=== Objective ===
Write out all the lines again, precisely as they stand, but without the images.

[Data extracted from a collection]
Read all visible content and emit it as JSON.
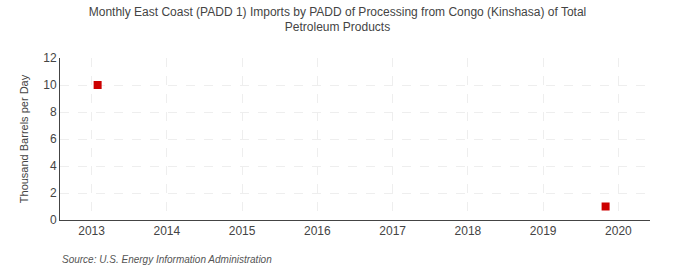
{
  "chart_data": {
    "type": "scatter",
    "title": "Monthly East Coast (PADD 1) Imports by PADD of Processing from Congo (Kinshasa) of Total\nPetroleum Products",
    "ylabel": "Thousand Barrels per Day",
    "annotations": [
      "Source: U.S. Energy Information Administration"
    ],
    "x": [
      2013.08,
      2019.83
    ],
    "values": [
      10.0,
      1.0
    ],
    "color": "#cc0000",
    "marker": "square",
    "xlim": [
      2012.58,
      2020.42
    ],
    "ylim": [
      0,
      12
    ],
    "xticks": [
      2013,
      2014,
      2015,
      2016,
      2017,
      2018,
      2019,
      2020
    ],
    "yticks": [
      0,
      2,
      4,
      6,
      8,
      10,
      12
    ],
    "grid": true
  }
}
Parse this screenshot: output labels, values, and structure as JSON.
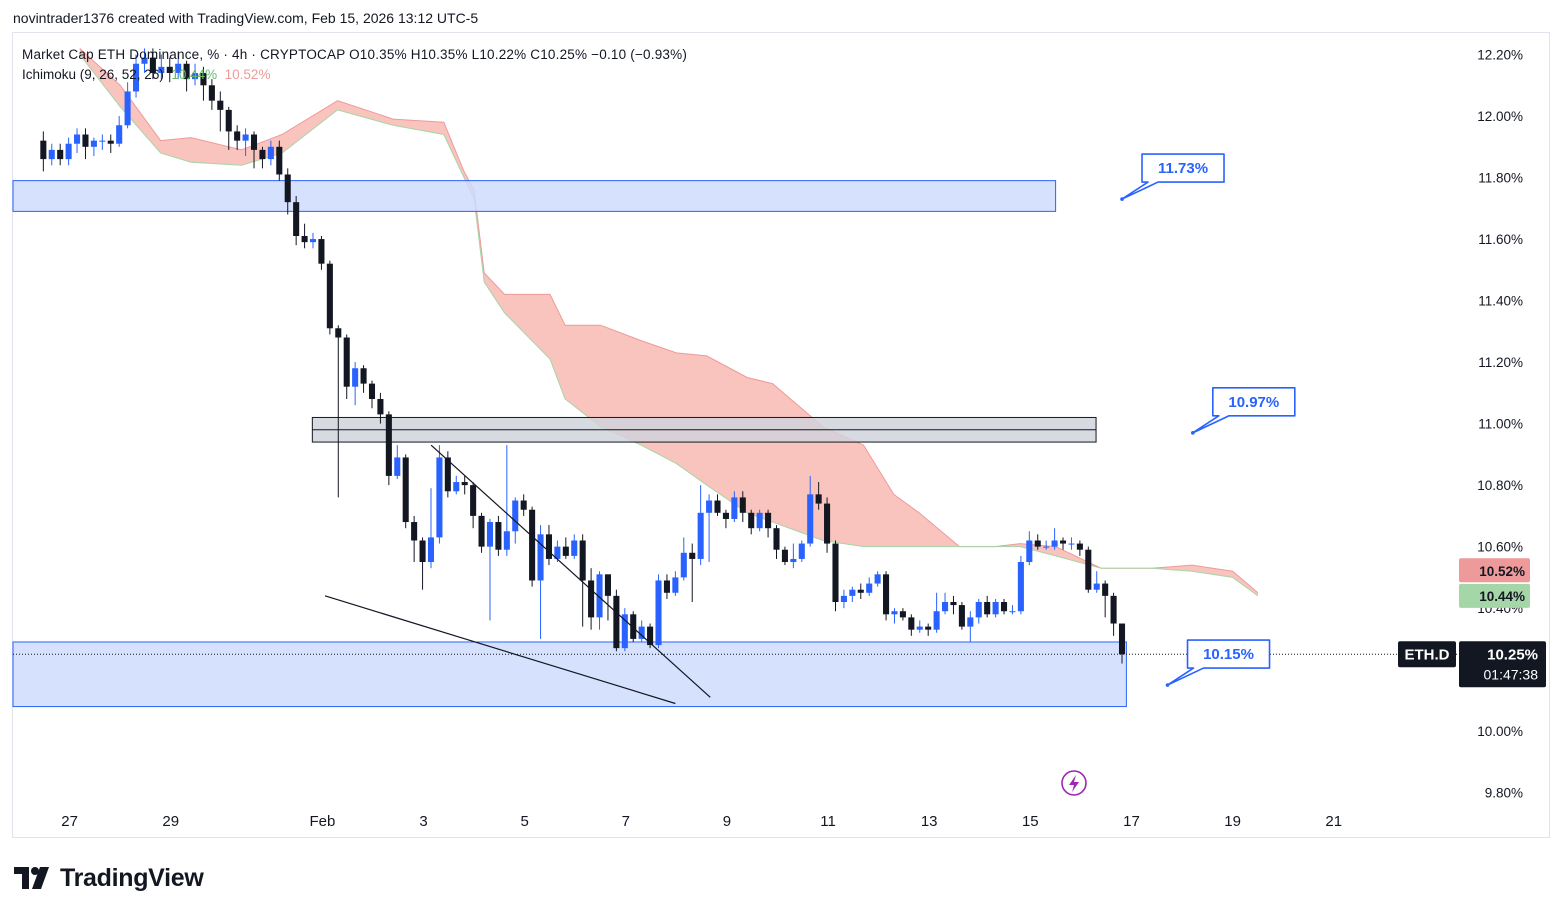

=== Complete answer ===
Read all visible content and emit it as JSON.
{
  "chart_data": {
    "type": "scatter",
    "title": "Monthly East Coast (PADD 1) Imports by PADD of Processing from Congo (Kinshasa) of Total\nPetroleum Products",
    "ylabel": "Thousand Barrels per Day",
    "annotations": [
      "Source: U.S. Energy Information Administration"
    ],
    "x": [
      2013.08,
      2019.83
    ],
    "values": [
      10.0,
      1.0
    ],
    "color": "#cc0000",
    "marker": "square",
    "xlim": [
      2012.58,
      2020.42
    ],
    "ylim": [
      0,
      12
    ],
    "xticks": [
      2013,
      2014,
      2015,
      2016,
      2017,
      2018,
      2019,
      2020
    ],
    "yticks": [
      0,
      2,
      4,
      6,
      8,
      10,
      12
    ],
    "grid": true
  }
}
Parse this screenshot: output labels, values, and structure as JSON.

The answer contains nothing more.